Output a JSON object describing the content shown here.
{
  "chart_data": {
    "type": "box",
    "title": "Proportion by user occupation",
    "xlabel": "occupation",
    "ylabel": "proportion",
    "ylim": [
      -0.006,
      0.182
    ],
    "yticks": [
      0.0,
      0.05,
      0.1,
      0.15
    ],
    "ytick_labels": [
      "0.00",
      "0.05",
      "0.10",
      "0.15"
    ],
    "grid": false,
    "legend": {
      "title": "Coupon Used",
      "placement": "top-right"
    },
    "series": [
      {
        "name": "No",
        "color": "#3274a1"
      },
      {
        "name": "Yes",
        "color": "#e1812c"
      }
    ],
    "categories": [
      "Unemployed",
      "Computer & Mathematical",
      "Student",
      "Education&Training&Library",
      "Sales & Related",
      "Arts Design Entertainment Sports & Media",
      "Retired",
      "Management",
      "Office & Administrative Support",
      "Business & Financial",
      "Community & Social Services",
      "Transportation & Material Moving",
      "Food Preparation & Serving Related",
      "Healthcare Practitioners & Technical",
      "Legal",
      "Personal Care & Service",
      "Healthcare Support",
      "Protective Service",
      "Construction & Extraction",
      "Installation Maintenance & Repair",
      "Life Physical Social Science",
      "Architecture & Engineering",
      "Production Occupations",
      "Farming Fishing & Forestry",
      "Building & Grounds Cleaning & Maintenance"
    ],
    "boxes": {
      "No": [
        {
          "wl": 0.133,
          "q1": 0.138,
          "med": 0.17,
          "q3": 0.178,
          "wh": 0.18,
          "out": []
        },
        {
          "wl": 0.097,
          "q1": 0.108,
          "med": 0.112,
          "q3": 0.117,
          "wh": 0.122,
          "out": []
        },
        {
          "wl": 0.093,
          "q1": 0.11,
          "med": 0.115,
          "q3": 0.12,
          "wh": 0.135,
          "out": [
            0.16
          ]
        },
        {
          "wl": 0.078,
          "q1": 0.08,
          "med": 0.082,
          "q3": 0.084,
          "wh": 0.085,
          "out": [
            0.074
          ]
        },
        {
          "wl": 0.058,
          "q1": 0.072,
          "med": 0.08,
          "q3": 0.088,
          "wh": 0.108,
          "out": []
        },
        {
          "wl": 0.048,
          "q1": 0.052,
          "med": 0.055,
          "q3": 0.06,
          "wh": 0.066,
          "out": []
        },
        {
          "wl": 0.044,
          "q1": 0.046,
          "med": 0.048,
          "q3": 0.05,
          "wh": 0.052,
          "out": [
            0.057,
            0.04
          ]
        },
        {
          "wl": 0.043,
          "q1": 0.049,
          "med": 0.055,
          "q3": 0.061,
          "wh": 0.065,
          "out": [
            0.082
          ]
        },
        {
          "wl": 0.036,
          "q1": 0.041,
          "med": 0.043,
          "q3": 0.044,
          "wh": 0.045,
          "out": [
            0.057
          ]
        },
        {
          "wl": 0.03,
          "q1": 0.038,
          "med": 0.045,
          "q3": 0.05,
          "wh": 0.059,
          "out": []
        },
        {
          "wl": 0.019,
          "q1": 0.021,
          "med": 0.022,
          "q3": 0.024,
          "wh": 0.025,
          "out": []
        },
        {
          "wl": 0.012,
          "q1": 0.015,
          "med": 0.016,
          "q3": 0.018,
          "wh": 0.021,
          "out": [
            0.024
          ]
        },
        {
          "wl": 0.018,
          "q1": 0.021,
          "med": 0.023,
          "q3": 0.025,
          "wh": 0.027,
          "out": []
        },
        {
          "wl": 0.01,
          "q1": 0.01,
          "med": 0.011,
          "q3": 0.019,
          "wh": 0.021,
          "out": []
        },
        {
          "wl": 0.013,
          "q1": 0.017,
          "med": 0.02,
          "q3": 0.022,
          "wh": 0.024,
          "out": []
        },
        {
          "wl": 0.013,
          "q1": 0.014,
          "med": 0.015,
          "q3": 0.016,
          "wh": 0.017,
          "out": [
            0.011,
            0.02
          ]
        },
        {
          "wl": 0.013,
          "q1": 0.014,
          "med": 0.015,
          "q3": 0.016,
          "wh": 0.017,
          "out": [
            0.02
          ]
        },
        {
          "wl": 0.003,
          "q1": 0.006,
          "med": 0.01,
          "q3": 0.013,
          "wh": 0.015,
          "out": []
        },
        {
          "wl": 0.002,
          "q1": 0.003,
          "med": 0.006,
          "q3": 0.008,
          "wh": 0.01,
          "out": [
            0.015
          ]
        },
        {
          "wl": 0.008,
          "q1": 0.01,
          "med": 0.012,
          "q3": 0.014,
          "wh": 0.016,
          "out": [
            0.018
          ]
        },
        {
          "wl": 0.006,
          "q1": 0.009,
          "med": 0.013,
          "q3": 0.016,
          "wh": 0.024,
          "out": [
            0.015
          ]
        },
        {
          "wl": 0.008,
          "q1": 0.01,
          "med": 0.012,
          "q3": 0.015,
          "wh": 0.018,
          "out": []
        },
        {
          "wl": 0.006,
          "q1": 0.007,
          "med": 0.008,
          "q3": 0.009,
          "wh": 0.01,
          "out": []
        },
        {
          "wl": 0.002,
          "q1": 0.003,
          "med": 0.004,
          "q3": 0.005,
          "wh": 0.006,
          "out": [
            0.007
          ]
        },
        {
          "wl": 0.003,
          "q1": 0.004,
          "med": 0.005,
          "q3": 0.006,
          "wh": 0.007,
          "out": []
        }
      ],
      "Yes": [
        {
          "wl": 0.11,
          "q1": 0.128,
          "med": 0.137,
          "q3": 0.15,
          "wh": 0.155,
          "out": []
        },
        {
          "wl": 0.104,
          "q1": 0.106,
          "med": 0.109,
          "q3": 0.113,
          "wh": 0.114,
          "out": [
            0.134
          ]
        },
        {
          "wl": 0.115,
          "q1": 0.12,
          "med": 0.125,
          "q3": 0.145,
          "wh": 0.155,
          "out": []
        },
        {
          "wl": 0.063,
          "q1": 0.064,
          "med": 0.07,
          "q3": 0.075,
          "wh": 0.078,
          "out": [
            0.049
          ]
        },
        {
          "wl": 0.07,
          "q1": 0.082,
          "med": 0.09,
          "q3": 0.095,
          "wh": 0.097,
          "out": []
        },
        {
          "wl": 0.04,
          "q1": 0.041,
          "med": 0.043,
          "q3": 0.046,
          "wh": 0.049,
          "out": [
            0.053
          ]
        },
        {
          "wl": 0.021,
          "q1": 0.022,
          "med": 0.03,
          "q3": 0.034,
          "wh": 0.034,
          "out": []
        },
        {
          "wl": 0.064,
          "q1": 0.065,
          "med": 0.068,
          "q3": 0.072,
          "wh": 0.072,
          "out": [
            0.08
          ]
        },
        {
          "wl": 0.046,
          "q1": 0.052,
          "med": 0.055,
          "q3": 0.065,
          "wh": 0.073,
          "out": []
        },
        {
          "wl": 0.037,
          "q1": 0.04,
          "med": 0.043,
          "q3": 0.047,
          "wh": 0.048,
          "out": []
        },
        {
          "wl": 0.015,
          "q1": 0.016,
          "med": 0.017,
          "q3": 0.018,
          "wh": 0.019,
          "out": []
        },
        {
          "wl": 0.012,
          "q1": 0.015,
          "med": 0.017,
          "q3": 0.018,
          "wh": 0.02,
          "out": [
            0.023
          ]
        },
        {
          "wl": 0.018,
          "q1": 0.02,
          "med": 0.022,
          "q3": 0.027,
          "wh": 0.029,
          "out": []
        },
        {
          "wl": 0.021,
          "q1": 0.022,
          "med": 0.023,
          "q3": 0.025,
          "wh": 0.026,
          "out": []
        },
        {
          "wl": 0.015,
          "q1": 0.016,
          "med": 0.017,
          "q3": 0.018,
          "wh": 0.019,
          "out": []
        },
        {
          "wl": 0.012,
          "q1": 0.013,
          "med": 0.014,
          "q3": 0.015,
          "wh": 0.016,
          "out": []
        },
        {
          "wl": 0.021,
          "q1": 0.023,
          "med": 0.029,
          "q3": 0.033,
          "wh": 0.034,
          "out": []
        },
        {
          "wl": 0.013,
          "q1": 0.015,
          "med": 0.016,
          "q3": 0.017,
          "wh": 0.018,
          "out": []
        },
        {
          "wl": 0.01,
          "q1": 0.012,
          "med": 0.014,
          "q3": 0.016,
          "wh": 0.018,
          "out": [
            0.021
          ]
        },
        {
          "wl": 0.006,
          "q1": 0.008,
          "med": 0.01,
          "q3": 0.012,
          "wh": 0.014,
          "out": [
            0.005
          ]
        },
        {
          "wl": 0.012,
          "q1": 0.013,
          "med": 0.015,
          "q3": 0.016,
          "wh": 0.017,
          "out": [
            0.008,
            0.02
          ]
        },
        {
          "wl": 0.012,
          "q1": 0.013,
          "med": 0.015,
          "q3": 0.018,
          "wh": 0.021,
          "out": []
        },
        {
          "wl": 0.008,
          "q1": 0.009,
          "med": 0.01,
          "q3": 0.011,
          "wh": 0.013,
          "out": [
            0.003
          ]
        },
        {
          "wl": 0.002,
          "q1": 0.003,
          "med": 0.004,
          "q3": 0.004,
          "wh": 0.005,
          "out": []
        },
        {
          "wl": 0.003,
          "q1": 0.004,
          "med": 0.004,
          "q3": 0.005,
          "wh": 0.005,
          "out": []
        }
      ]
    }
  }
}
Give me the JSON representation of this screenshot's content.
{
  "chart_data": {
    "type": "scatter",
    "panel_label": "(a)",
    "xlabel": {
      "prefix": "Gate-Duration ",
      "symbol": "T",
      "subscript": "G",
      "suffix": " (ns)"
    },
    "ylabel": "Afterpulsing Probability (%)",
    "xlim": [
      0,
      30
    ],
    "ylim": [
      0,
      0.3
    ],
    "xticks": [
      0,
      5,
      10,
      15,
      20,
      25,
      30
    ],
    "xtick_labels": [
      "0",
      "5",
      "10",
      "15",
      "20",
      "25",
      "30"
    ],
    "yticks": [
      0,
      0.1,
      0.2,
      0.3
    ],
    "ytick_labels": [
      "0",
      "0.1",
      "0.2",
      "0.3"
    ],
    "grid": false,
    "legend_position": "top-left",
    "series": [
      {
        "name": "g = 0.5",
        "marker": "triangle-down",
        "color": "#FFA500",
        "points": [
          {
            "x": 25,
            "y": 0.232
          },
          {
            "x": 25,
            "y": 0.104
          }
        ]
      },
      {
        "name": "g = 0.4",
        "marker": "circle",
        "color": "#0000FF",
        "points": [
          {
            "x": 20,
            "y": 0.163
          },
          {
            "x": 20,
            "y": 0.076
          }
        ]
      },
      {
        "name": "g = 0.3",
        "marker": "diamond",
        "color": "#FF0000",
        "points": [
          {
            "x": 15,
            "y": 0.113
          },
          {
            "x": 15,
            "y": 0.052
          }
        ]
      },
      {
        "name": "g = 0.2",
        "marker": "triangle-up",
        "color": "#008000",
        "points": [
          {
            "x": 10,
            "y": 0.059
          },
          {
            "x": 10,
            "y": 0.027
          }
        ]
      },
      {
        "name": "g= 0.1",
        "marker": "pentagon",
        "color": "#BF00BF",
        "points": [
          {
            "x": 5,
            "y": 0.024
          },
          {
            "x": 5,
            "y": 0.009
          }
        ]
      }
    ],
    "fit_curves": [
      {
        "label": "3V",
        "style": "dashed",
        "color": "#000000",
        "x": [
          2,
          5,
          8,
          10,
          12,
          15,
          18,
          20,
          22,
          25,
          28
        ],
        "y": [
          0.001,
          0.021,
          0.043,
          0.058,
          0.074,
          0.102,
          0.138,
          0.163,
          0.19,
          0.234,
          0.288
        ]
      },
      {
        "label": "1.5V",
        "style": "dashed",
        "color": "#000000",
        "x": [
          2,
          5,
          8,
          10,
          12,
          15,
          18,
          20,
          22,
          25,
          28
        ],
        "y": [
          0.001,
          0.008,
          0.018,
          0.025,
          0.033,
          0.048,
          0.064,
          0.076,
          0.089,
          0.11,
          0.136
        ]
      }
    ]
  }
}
------------
EXERCISE »
Only the count is wanted: report how many lines of the material above hold the word "name".

WRITTEN SOLUTION »
7